DESCRIPTION OF THE TASK: Copy each line of the records that holds the string "JSON".

GIVEN RECORDS:
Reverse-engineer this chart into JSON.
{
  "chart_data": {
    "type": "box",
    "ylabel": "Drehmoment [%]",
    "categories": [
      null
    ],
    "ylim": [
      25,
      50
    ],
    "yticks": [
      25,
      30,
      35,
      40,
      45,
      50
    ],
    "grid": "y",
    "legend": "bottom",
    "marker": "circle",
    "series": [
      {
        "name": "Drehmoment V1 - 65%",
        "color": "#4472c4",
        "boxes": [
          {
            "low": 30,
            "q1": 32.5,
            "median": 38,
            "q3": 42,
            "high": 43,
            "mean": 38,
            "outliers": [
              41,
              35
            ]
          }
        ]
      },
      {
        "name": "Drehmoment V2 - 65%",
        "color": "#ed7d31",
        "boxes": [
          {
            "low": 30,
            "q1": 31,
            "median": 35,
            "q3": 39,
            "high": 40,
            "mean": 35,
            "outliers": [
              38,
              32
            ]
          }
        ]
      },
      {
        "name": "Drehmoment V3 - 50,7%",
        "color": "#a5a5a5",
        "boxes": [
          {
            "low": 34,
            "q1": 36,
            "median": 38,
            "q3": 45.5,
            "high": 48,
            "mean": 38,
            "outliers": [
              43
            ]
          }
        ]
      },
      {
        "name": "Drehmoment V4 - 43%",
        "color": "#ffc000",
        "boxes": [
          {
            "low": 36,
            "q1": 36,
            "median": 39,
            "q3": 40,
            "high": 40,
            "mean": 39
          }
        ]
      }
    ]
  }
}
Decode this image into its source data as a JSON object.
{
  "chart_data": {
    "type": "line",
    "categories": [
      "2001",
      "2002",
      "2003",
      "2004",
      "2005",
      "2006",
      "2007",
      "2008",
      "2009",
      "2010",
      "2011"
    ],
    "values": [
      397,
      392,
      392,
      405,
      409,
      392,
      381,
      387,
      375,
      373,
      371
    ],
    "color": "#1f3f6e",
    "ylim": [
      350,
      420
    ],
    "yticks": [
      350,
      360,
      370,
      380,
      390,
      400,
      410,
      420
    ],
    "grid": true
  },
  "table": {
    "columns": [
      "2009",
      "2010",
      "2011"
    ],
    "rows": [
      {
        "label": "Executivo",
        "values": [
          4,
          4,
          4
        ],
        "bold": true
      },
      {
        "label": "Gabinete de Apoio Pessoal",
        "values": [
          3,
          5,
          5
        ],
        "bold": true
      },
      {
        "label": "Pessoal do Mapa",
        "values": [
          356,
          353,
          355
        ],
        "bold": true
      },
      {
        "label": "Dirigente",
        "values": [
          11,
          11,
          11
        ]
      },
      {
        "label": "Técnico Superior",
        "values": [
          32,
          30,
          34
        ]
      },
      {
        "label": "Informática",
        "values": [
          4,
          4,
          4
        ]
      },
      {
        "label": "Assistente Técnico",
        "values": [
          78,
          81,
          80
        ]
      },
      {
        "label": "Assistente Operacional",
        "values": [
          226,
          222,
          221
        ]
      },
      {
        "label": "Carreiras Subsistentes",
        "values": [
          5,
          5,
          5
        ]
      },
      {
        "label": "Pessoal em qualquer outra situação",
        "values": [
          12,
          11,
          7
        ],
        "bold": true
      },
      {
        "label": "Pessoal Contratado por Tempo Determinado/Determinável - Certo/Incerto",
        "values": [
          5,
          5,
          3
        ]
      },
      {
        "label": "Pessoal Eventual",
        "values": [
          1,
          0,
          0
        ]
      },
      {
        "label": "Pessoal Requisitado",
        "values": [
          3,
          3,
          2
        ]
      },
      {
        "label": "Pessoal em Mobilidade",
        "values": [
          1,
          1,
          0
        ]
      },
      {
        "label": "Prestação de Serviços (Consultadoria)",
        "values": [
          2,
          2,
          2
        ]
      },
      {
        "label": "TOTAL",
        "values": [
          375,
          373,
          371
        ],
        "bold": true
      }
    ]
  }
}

RESULT FOR THIS TASK:
Reverse-engineer this chart into JSON.
Decode this image into its source data as a JSON object.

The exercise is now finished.